[Items listed in a dataset]
- - -

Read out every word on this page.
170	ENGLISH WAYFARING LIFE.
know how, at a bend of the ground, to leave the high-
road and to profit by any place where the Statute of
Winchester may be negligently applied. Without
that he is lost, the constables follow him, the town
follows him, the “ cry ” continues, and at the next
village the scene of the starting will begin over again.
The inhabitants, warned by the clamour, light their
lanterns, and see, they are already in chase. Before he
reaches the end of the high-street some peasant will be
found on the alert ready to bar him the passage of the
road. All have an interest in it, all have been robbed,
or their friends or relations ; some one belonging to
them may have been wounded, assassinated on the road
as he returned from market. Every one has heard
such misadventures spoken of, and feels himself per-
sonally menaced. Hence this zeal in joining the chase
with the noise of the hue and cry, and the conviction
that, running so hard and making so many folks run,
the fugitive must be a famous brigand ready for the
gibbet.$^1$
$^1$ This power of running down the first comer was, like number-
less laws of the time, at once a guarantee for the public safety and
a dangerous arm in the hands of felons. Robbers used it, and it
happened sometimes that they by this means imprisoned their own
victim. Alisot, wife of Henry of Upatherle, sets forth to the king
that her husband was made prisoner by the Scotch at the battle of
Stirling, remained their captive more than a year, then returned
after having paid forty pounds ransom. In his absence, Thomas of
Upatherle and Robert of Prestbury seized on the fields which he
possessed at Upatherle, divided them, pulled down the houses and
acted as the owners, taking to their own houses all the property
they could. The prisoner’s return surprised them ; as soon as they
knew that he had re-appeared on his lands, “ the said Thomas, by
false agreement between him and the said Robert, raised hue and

- - -

Exercise requirements ::
Could you quote the material above in full, exactly as it stands?

Task result ::
Read out every word on this page.
170	ENGLISH WAYFARING LIFE.
know how, at a bend of the ground, to leave the high-
road and to profit by any place where the Statute of
Winchester may be negligently applied. Without
that he is lost, the constables follow him, the town
follows him, the “ cry ” continues, and at the next
village the scene of the starting will begin over again.
The inhabitants, warned by the clamour, light their
lanterns, and see, they are already in chase. Before he
reaches the end of the high-street some peasant will be
found on the alert ready to bar him the passage of the
road. All have an interest in it, all have been robbed,
or their friends or relations ; some one belonging to
them may have been wounded, assassinated on the road
as he returned from market. Every one has heard
such misadventures spoken of, and feels himself per-
sonally menaced. Hence this zeal in joining the chase
with the noise of the hue and cry, and the conviction
that, running so hard and making so many folks run,
the fugitive must be a famous brigand ready for the
gibbet.$^1$
$^1$ This power of running down the first comer was, like number-
less laws of the time, at once a guarantee for the public safety and
a dangerous arm in the hands of felons. Robbers used it, and it
happened sometimes that they by this means imprisoned their own
victim. Alisot, wife of Henry of Upatherle, sets forth to the king
that her husband was made prisoner by the Scotch at the battle of
Stirling, remained their captive more than a year, then returned
after having paid forty pounds ransom. In his absence, Thomas of
Upatherle and Robert of Prestbury seized on the fields which he
possessed at Upatherle, divided them, pulled down the houses and
acted as the owners, taking to their own houses all the property
they could. The prisoner’s return surprised them ; as soon as they
knew that he had re-appeared on his lands, “ the said Thomas, by
false agreement between him and the said Robert, raised hue and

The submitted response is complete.